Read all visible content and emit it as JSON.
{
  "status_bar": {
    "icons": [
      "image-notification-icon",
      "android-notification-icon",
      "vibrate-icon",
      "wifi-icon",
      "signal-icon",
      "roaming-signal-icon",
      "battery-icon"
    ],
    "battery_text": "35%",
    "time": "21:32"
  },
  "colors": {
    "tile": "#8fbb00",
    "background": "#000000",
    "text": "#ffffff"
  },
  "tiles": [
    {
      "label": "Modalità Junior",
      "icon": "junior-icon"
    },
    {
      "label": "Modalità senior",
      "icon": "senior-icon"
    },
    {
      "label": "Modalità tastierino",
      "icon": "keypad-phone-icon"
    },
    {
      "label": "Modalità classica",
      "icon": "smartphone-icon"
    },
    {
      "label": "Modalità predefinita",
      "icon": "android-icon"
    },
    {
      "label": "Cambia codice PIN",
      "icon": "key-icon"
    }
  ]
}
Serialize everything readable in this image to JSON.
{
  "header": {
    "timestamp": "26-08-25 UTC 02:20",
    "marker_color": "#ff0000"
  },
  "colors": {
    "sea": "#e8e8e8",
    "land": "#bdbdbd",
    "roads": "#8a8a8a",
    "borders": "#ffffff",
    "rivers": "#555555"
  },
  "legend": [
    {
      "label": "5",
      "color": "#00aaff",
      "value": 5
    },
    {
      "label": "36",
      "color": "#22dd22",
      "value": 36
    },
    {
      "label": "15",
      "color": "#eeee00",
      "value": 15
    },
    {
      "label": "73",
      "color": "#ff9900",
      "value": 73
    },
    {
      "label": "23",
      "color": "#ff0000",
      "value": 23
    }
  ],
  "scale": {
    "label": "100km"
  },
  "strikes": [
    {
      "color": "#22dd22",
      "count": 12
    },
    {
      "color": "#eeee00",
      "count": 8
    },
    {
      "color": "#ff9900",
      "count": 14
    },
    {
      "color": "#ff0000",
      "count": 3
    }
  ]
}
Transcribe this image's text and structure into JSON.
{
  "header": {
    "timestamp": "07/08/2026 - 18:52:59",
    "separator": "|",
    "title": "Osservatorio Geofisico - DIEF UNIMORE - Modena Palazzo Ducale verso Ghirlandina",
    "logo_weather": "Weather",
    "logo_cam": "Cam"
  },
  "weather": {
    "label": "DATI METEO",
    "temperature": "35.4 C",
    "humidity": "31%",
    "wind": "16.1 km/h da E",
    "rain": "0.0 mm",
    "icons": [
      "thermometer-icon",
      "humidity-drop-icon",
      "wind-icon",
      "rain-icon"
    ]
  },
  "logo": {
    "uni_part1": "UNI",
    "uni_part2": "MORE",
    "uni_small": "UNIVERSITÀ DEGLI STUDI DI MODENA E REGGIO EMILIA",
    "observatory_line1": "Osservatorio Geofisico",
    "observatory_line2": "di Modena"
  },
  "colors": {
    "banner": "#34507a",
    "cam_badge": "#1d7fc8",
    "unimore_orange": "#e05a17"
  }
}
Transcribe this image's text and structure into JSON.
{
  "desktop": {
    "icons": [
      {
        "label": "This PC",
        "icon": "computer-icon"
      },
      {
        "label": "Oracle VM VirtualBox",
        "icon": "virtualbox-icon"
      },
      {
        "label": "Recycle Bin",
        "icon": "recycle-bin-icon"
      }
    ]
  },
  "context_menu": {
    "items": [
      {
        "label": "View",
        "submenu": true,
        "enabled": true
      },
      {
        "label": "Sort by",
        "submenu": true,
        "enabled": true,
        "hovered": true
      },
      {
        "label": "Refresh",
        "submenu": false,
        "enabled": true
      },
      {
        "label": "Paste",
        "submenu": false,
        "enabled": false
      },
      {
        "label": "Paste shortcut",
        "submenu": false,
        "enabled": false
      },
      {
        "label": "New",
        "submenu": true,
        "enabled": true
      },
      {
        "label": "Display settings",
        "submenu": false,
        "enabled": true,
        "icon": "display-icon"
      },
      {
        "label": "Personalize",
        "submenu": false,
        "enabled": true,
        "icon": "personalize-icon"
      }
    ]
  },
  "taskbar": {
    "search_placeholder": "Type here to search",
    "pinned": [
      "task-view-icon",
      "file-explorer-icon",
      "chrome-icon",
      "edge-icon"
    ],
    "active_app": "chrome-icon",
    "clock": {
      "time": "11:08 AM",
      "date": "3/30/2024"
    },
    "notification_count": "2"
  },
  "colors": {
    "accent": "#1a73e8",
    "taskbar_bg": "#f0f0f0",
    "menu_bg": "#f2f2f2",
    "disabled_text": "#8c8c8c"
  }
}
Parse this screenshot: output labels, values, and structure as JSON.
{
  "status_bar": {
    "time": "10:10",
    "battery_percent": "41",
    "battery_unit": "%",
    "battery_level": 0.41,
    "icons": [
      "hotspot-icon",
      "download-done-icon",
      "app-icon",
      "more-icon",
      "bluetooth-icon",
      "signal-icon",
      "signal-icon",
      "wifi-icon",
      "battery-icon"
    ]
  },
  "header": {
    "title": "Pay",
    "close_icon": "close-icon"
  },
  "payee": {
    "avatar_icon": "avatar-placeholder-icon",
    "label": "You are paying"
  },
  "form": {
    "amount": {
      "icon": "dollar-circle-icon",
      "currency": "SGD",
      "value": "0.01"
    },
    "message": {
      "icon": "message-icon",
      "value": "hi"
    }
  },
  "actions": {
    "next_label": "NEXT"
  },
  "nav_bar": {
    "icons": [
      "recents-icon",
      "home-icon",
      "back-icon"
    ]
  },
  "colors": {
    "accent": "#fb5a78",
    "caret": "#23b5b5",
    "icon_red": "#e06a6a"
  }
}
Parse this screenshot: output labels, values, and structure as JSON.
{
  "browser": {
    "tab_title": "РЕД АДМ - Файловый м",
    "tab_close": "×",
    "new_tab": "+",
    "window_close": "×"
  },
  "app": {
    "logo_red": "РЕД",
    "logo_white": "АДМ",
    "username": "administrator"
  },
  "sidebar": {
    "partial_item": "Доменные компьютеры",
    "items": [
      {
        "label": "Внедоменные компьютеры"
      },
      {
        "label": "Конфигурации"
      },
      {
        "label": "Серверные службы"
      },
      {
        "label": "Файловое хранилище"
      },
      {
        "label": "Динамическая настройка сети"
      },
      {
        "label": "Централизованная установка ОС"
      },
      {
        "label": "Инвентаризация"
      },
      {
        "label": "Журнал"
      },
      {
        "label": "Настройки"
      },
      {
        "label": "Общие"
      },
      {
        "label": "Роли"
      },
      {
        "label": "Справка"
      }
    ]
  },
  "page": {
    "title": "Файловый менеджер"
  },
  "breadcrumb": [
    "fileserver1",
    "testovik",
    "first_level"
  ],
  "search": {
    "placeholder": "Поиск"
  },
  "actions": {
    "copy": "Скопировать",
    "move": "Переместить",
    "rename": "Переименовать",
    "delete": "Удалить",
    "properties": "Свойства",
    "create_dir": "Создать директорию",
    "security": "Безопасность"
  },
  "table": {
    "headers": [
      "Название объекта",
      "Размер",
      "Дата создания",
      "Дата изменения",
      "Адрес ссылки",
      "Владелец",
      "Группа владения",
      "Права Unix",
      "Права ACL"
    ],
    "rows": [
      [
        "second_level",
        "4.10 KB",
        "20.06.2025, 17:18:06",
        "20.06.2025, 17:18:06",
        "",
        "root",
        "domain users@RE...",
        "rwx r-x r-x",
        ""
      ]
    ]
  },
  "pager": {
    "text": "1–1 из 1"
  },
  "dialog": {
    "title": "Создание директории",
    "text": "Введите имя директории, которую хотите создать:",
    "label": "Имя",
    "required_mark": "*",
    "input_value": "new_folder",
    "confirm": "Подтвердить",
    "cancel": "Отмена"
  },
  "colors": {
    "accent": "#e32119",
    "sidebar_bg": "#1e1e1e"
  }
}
════
### Problem description
Reproduce the records word for word.

### Exercise response
Read all visible content and emit it as JSON.
{
  "status_bar": {
    "icons": [
      "image-notification-icon",
      "android-notification-icon",
      "vibrate-icon",
      "wifi-icon",
      "signal-icon",
      "roaming-signal-icon",
      "battery-icon"
    ],
    "battery_text": "35%",
    "time": "21:32"
  },
  "colors": {
    "tile": "#8fbb00",
    "background": "#000000",
    "text": "#ffffff"
  },
  "tiles": [
    {
      "label": "Modalità Junior",
      "icon": "junior-icon"
    },
    {
      "label": "Modalità senior",
      "icon": "senior-icon"
    },
    {
      "label": "Modalità tastierino",
      "icon": "keypad-phone-icon"
    },
    {
      "label": "Modalità classica",
      "icon": "smartphone-icon"
    },
    {
      "label": "Modalità predefinita",
      "icon": "android-icon"
    },
    {
      "label": "Cambia codice PIN",
      "icon": "key-icon"
    }
  ]
}
Serialize everything readable in this image to JSON.
{
  "header": {
    "timestamp": "26-08-25 UTC 02:20",
    "marker_color": "#ff0000"
  },
  "colors": {
    "sea": "#e8e8e8",
    "land": "#bdbdbd",
    "roads": "#8a8a8a",
    "borders": "#ffffff",
    "rivers": "#555555"
  },
  "legend": [
    {
      "label": "5",
      "color": "#00aaff",
      "value": 5
    },
    {
      "label": "36",
      "color": "#22dd22",
      "value": 36
    },
    {
      "label": "15",
      "color": "#eeee00",
      "value": 15
    },
    {
      "label": "73",
      "color": "#ff9900",
      "value": 73
    },
    {
      "label": "23",
      "color": "#ff0000",
      "value": 23
    }
  ],
  "scale": {
    "label": "100km"
  },
  "strikes": [
    {
      "color": "#22dd22",
      "count": 12
    },
    {
      "color": "#eeee00",
      "count": 8
    },
    {
      "color": "#ff9900",
      "count": 14
    },
    {
      "color": "#ff0000",
      "count": 3
    }
  ]
}
Transcribe this image's text and structure into JSON.
{
  "header": {
    "timestamp": "07/08/2026 - 18:52:59",
    "separator": "|",
    "title": "Osservatorio Geofisico - DIEF UNIMORE - Modena Palazzo Ducale verso Ghirlandina",
    "logo_weather": "Weather",
    "logo_cam": "Cam"
  },
  "weather": {
    "label": "DATI METEO",
    "temperature": "35.4 C",
    "humidity": "31%",
    "wind": "16.1 km/h da E",
    "rain": "0.0 mm",
    "icons": [
      "thermometer-icon",
      "humidity-drop-icon",
      "wind-icon",
      "rain-icon"
    ]
  },
  "logo": {
    "uni_part1": "UNI",
    "uni_part2": "MORE",
    "uni_small": "UNIVERSITÀ DEGLI STUDI DI MODENA E REGGIO EMILIA",
    "observatory_line1": "Osservatorio Geofisico",
    "observatory_line2": "di Modena"
  },
  "colors": {
    "banner": "#34507a",
    "cam_badge": "#1d7fc8",
    "unimore_orange": "#e05a17"
  }
}
Transcribe this image's text and structure into JSON.
{
  "desktop": {
    "icons": [
      {
        "label": "This PC",
        "icon": "computer-icon"
      },
      {
        "label": "Oracle VM VirtualBox",
        "icon": "virtualbox-icon"
      },
      {
        "label": "Recycle Bin",
        "icon": "recycle-bin-icon"
      }
    ]
  },
  "context_menu": {
    "items": [
      {
        "label": "View",
        "submenu": true,
        "enabled": true
      },
      {
        "label": "Sort by",
        "submenu": true,
        "enabled": true,
        "hovered": true
      },
      {
        "label": "Refresh",
        "submenu": false,
        "enabled": true
      },
      {
        "label": "Paste",
        "submenu": false,
        "enabled": false
      },
      {
        "label": "Paste shortcut",
        "submenu": false,
        "enabled": false
      },
      {
        "label": "New",
        "submenu": true,
        "enabled": true
      },
      {
        "label": "Display settings",
        "submenu": false,
        "enabled": true,
        "icon": "display-icon"
      },
      {
        "label": "Personalize",
        "submenu": false,
        "enabled": true,
        "icon": "personalize-icon"
      }
    ]
  },
  "taskbar": {
    "search_placeholder": "Type here to search",
    "pinned": [
      "task-view-icon",
      "file-explorer-icon",
      "chrome-icon",
      "edge-icon"
    ],
    "active_app": "chrome-icon",
    "clock": {
      "time": "11:08 AM",
      "date": "3/30/2024"
    },
    "notification_count": "2"
  },
  "colors": {
    "accent": "#1a73e8",
    "taskbar_bg": "#f0f0f0",
    "menu_bg": "#f2f2f2",
    "disabled_text": "#8c8c8c"
  }
}
Parse this screenshot: output labels, values, and structure as JSON.
{
  "status_bar": {
    "time": "10:10",
    "battery_percent": "41",
    "battery_unit": "%",
    "battery_level": 0.41,
    "icons": [
      "hotspot-icon",
      "download-done-icon",
      "app-icon",
      "more-icon",
      "bluetooth-icon",
      "signal-icon",
      "signal-icon",
      "wifi-icon",
      "battery-icon"
    ]
  },
  "header": {
    "title": "Pay",
    "close_icon": "close-icon"
  },
  "payee": {
    "avatar_icon": "avatar-placeholder-icon",
    "label": "You are paying"
  },
  "form": {
    "amount": {
      "icon": "dollar-circle-icon",
      "currency": "SGD",
      "value": "0.01"
    },
    "message": {
      "icon": "message-icon",
      "value": "hi"
    }
  },
  "actions": {
    "next_label": "NEXT"
  },
  "nav_bar": {
    "icons": [
      "recents-icon",
      "home-icon",
      "back-icon"
    ]
  },
  "colors": {
    "accent": "#fb5a78",
    "caret": "#23b5b5",
    "icon_red": "#e06a6a"
  }
}
Parse this screenshot: output labels, values, and structure as JSON.
{
  "browser": {
    "tab_title": "РЕД АДМ - Файловый м",
    "tab_close": "×",
    "new_tab": "+",
    "window_close": "×"
  },
  "app": {
    "logo_red": "РЕД",
    "logo_white": "АДМ",
    "username": "administrator"
  },
  "sidebar": {
    "partial_item": "Доменные компьютеры",
    "items": [
      {
        "label": "Внедоменные компьютеры"
      },
      {
        "label": "Конфигурации"
      },
      {
        "label": "Серверные службы"
      },
      {
        "label": "Файловое хранилище"
      },
      {
        "label": "Динамическая настройка сети"
      },
      {
        "label": "Централизованная установка ОС"
      },
      {
        "label": "Инвентаризация"
      },
      {
        "label": "Журнал"
      },
      {
        "label": "Настройки"
      },
      {
        "label": "Общие"
      },
      {
        "label": "Роли"
      },
      {
        "label": "Справка"
      }
    ]
  },
  "page": {
    "title": "Файловый менеджер"
  },
  "breadcrumb": [
    "fileserver1",
    "testovik",
    "first_level"
  ],
  "search": {
    "placeholder": "Поиск"
  },
  "actions": {
    "copy": "Скопировать",
    "move": "Переместить",
    "rename": "Переименовать",
    "delete": "Удалить",
    "properties": "Свойства",
    "create_dir": "Создать директорию",
    "security": "Безопасность"
  },
  "table": {
    "headers": [
      "Название объекта",
      "Размер",
      "Дата создания",
      "Дата изменения",
      "Адрес ссылки",
      "Владелец",
      "Группа владения",
      "Права Unix",
      "Права ACL"
    ],
    "rows": [
      [
        "second_level",
        "4.10 KB",
        "20.06.2025, 17:18:06",
        "20.06.2025, 17:18:06",
        "",
        "root",
        "domain users@RE...",
        "rwx r-x r-x",
        ""
      ]
    ]
  },
  "pager": {
    "text": "1–1 из 1"
  },
  "dialog": {
    "title": "Создание директории",
    "text": "Введите имя директории, которую хотите создать:",
    "label": "Имя",
    "required_mark": "*",
    "input_value": "new_folder",
    "confirm": "Подтвердить",
    "cancel": "Отмена"
  },
  "colors": {
    "accent": "#e32119",
    "sidebar_bg": "#1e1e1e"
  }
}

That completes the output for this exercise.